※今回の内容はYouTube動画でもご紹介しています。
JMPマーケットプレイスとは?
JMPマーケットプレイスは、可視化や実験計画法、データコネクタなど、データ分析に役立つエクステンション(アプリやアドイン)によって、JMPの機能を拡張できるプラットフォームです。
JMPマーケットプレイス
https://marketplace.jmp.com/ja
ここで公開されているエクステンションは、JMPスタッフやユーザーによって開発されており、特定の業界ニーズに合わせてJMPに機能を追加したり、組織固有の課題に活用したりすることができます。
すなわち、スマートフォンのアプリストアから目的に合ったアプリを選ぶのと同じように、JMPマーケットプレイスにある多彩なエクステンションをダウンロードすることで、皆さんのJMPの機能を拡張し、可能性を広げることができるのです。
今回は、その中から特にダウンロード数の多いエクステンションを2つピックアップしてご紹介します(本記事執筆時のランキングになります)。
※なお、エクステンションのセキュリティ(悪意のあるコードが含まれていないかなど)やプライバシーについてはテストを実施していますが、性能や正確性、品質については、これを保証するものではありませんので、その点にご留意ください。
学生メニュー
このエクステンションをダウンロードすると、JMPに「学生」というメニュー項目が追加されます。
このメニューには、統計の基本概念を学ぶのに役立つさまざまなアプレットが用意されており、標本分布や信頼区間、仮説検定、標本サイズの計算などを行うことができます。
ここではその一例として、分布の計算を実際に試してみましょう。
「分布の計算」について
アプレットの「分布の計算」では、さまざまな分布の確率や分位点を確認でき、表示したい分布の種類とそのパラメータを指定することが可能です。
「分布の計算」ウィンドウの構成
このウィンドウでは、使用する分布、そのパラメータ、そして計算方法を指定するのですが、
画面は英語で表示されるため、主な用語を以下に記します。
■ Distribution Characteristics
• Distribution: 使用したい分布をプルダウンのなかから選択します。
• Parameters: 分布のパラメータを指定します。選択する分布の種類によって入力するパラメータは異なります。
• Reset Distribution: すべての設定を初期状態に戻します。

(記録データ)
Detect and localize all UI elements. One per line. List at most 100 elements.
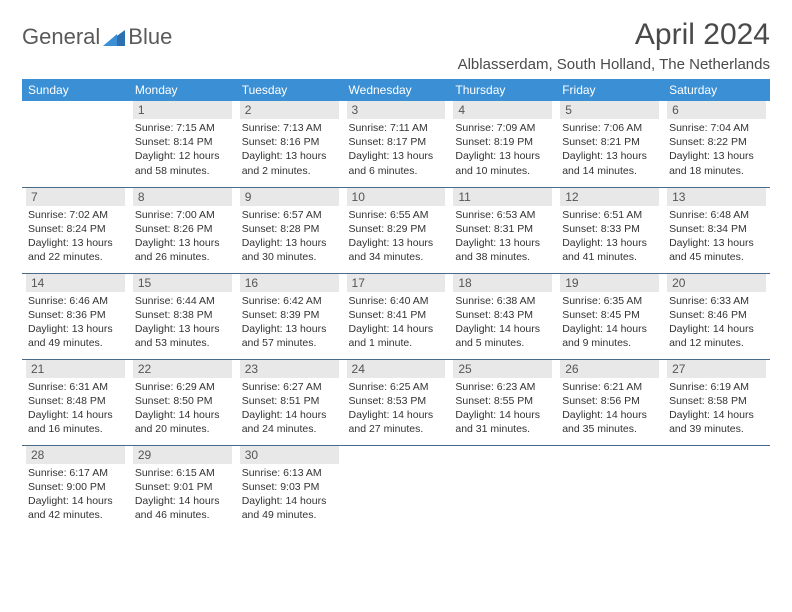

(演習の構成)
- 1) JMPマーケットプレイスに関する文章について、次の記述(a)〜(c)がそれぞれ内容と一致するかを「はい」か「いいえ」で答え、判断の根拠となる箇所を原文のまま引用してください。
(a) マーケットプレイスのエクステンションは、JMPスタッフだけが開発している。
(b) エクステンションの性能や正確性は保証されている。
(c) 学生メニューのエクステンションを入れると、JMPに「学生」というメニュー項目が加わる。
- 2) JMPマーケットプレイスに関する文章をもとに、次の問いに答えてください。
(a) 今回の記事で取り上げるエクステンションはいくつですか。
(b) 「分布の計算」ウィンドウの画面は何語で表示されますか。
(c) 「Reset Distribution」を使うと何が行われますか。
- 3) JMPマーケットプレイスに関する文章を、最後の文に続けて書き進めてください。
記録された行を参照する必要はありません。

(解答)
- 1)
(a) いいえ。「JMPスタッフやユーザーによって開発されており」
(b) いいえ。「性能や正確性、品質については、これを保証するものではありません」
(c) はい。「JMPに「学生」というメニュー項目が追加されます」

- 2)
(a) 2つ
(b) 英語
(c) すべての設定が初期状態に戻ります。

- 3)
■ Type of Calculation
• Input values and calculate probability: 確率オプションを選び、Xの値を入力して確率を計算します。
• Input probability and calculate values: 確率を入力し、分位点のオプションを選んで値を求めます。
■ (分布の)グラフ
選択した分布のグラフが表示されます。縦軸には分布の種類に応じて密度または確率が示されます。
■ Calculations
選択した計算タイプに基づいて、入力値や計算オプションを指定します。
デモ:二項分布から確率を求める
では実際に試してみましょう。具体例として、表と裏が同確率で出る公正なコインを20回投げたときに「表が6回以下となる確率」を求めてみます。
- メニューから [アプレット] > [分布の計算] を選択します。
- Distributionを Binomial(二項分布) に設定します。
- P(Success)は 0.5 のままにします。
- N を 20 に変更します。
- Input values and calculate probabilityを選び、確率を計算します。
- probability optionは X <= q のままにします。
- Valueを 6 に設定し、Enterキーを押します。
この計算の結果、公正なコインを20回投げて「表が6回以下」となる確率は 0.0577(約5.8%) だと分かりました。短時間のとても簡単な操作で計算が出来ました。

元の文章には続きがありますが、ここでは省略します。